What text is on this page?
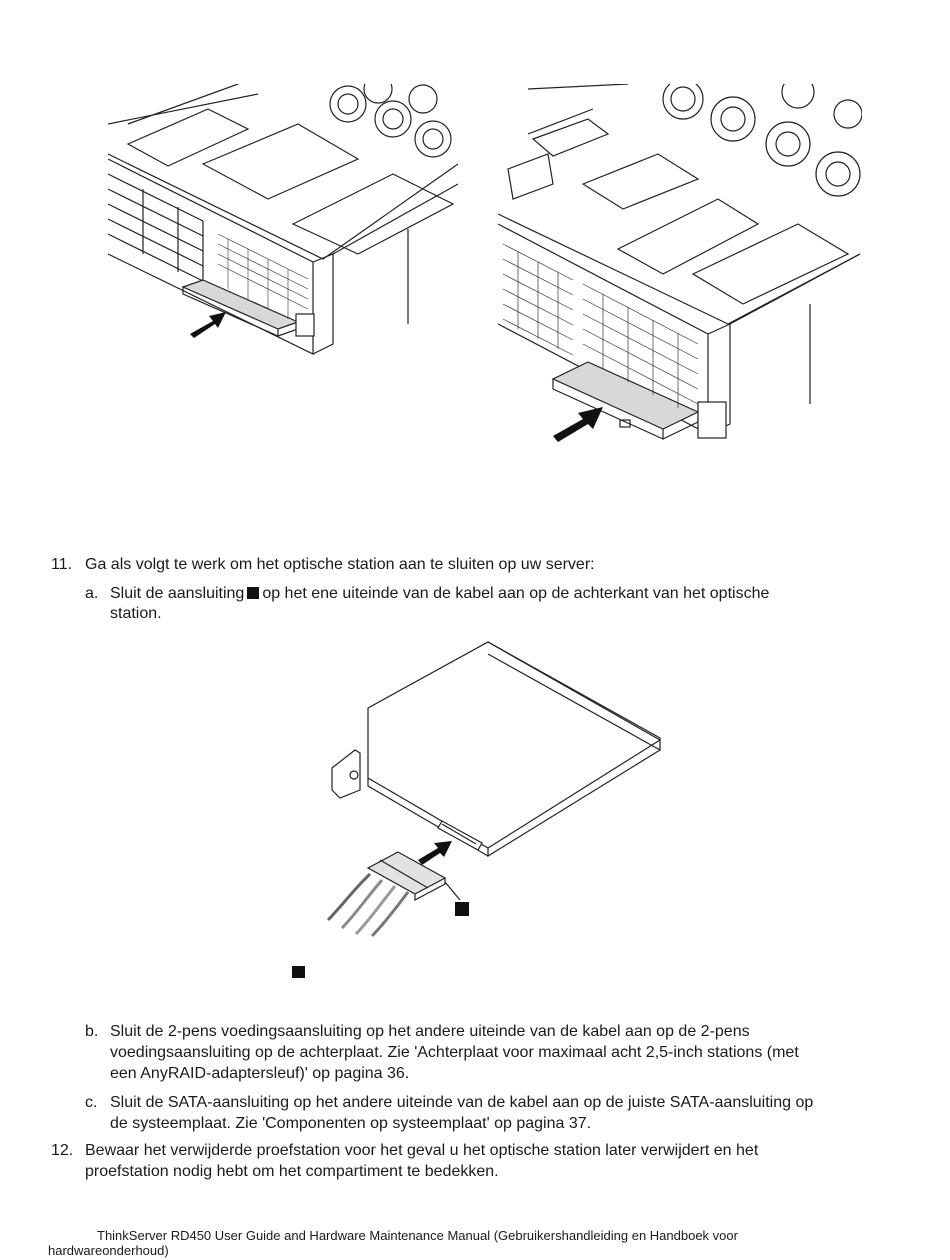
11. Ga als volgt te werk om het optische station aan te sluiten op uw server:
a. Sluit de aansluiting op het ene uiteinde van de kabel aan op de achterkant van het optische
station.
b. Sluit de 2-pens voedingsaansluiting op het andere uiteinde van de kabel aan op de 2-pens
voedingsaansluiting op de achterplaat. Zie 'Achterplaat voor maximaal acht 2,5-inch stations (met
een AnyRAID-adaptersleuf)' op pagina 36.
c. Sluit de SATA-aansluiting op het andere uiteinde van de kabel aan op de juiste SATA-aansluiting op
de systeemplaat. Zie 'Componenten op systeemplaat' op pagina 37.
12. Bewaar het verwijderde proefstation voor het geval u het optische station later verwijdert en het
proefstation nodig hebt om het compartiment te bedekken.
ThinkServer RD450 User Guide and Hardware Maintenance Manual (Gebruikershandleiding en Handboek voor
hardwareonderhoud)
++++++++
What you need to do: Lines that include the word "uiteinde" are to be extracted from the data above.

Written response:
a. Sluit de aansluiting op het ene uiteinde van de kabel aan op de achterkant van het optische
b. Sluit de 2-pens voedingsaansluiting op het andere uiteinde van de kabel aan op de 2-pens
c. Sluit de SATA-aansluiting op het andere uiteinde van de kabel aan op de juiste SATA-aansluiting op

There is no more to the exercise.